◆ **Consigne**
Rédigez la suite du texte sur le décret de Napoléon appelant les réserves, en reprenant après sa dernière phrase.

◆ **Article**

Le décret d’appel, préparé dès le 28 mars, ne fut rendu public que douze jours plus tard. Il y avait à ce retardement des raisons d’ordre politique. L’Empereur, qui s’efforçait alors, par tous les moyens, d’entrer en négociations avec les puissances pour le maintien de la paix, craignait que la mise de l’armée sur le pied de guerre ne démentît ses protestations pacifiques. Vis-à-vis de la population française, qui désirait si ardemment la paix, il se sentait contraint aux mêmes ménagemens. L’Ouest s’agitait, le Midi prenait les armes; dans le reste de la France les royalistes travaillaient à détruire la popularité de l’Empereur en prédisant la guerre. Le moment n’était pas propice pour alarmer et mécontenter tout le pays par l’appel des réserves. Au reste. Napoléon conservait encore une lueur d’espoir qu’il n’y aurait pas rupture avec l’Europe. Cette espérance illusoire diminuant d’heure en heure, l’empereur se décida à faire paraître le décret dans le Moniteur du 9 avril. Comme il le prévoyait, ce décret porta un coup à l’opinion. En quelques jours, la rente baissa de 8 francs. La tristesse et l’abattement dominaient dans les campagnes. Les paysans, fort heureux en général de n’avoir plus à subir les vexations des hobereaux ni à redouter le rétablissement des privilèges et la reprise des biens d’émigrés, sentaient s’affaiblir leurs sentimens pour l’Empereur à la pensée que son retour allait amener sinon peut-être une seconde invasion, du moins une guerre sans fin.

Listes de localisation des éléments

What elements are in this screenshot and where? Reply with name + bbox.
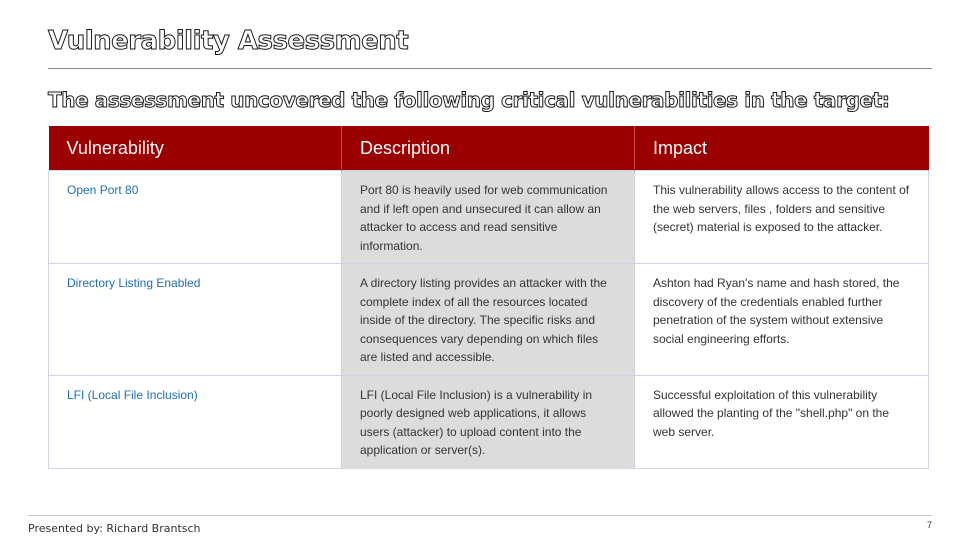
vulnerability-description: A directory listing provides an attacker…	[341, 263, 635, 376]
vulnerability-impact: Ashton had Ryan's name and hash stored, …	[634, 263, 929, 376]
table-row: LFI (Local File Inclusion) LFI (Local Fi…	[48, 374, 929, 469]
header-impact: Impact	[634, 126, 929, 171]
page-number: 7	[926, 520, 932, 530]
header-vulnerability: Vulnerability	[48, 126, 342, 171]
header-description: Description	[341, 126, 635, 171]
footer-divider	[28, 515, 932, 516]
table-row: Directory Listing Enabled A directory li…	[48, 263, 929, 376]
vulnerability-table: Vulnerability Description Impact Open Po…	[48, 126, 929, 469]
table-row: Open Port 80 Port 80 is heavily used for…	[48, 170, 929, 264]
table-header-row: Vulnerability Description Impact	[48, 126, 929, 171]
presenter-credit: Presented by: Richard Brantsch	[28, 522, 201, 535]
vulnerability-description: LFI (Local File Inclusion) is a vulnerab…	[341, 374, 635, 469]
vulnerability-name: LFI (Local File Inclusion)	[48, 374, 342, 469]
slide-subtitle: The assessment uncovered the following c…	[47, 88, 890, 113]
vulnerability-name: Directory Listing Enabled	[48, 263, 342, 376]
vulnerability-impact: Successful exploitation of this vulnerab…	[634, 374, 929, 469]
vulnerability-impact: This vulnerability allows access to the …	[634, 170, 929, 264]
vulnerability-description: Port 80 is heavily used for web communic…	[341, 170, 635, 264]
slide-title: Vulnerability Assessment	[47, 26, 409, 57]
vulnerability-name: Open Port 80	[48, 170, 342, 264]
title-divider	[48, 68, 932, 69]
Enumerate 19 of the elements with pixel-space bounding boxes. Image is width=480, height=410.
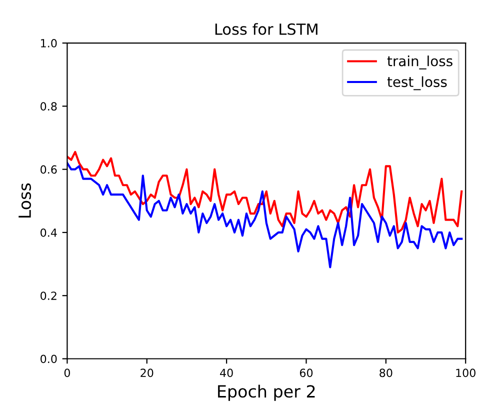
y-tick-label: 0.0 [40,354,57,364]
chart-title: Loss for LSTM [215,23,318,35]
y-tick-label: 0.6 [40,165,57,174]
y-tick-label: 0.4 [40,228,57,237]
x-tick-label: 20 [140,368,154,378]
y-tick-label: 0.8 [40,102,57,111]
x-tick-label: 100 [456,368,476,378]
line-series [67,162,463,268]
y-tick-label: 1.0 [41,39,57,48]
x-tick-label: 80 [380,368,392,378]
y-axis-title: Loss [18,183,32,218]
y-tick-label: 0.2 [40,292,56,300]
legend-label: train_loss [387,56,452,70]
x-tick-label: 40 [220,368,233,378]
x-tick-label: 0 [64,368,70,378]
legend-label: test_loss [387,76,447,90]
line-series [67,150,463,234]
x-tick-label: 60 [300,368,313,378]
x-axis-title: Epoch per 2 [218,384,315,401]
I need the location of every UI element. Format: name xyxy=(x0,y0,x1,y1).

◆ **Réponse**
En raison du temps nécessaire à la transmission des ordres, à l’affichage et aux délais légaux, les revues d’appel commencèrent seulement le 25 avril. L’opinion était si réfractaire à l’idée de guerre, que parmi les rappelés eux-mêmes, tous cependant anciens soldats de Napoléon, beaucoup ne se présentèrent pas aux revues, et que beaucoup ne s’y présentèrent qu’afin de faire valoir des motifs d’exemption ou de réforme. Il est vrai que, si un grand nombre de ces hommes avaient déserté en 1814 pour ne pas porter la cocarde blanche, un plus grand nombre encore avaient quitté leurs corps par lassitude des armes. Depuis une année, ils avaient repris les travaux des champs et des ateliers, beaucoup d’entre eux s’étaient mariés ; ils se trouvaient moins disposés encore à servir.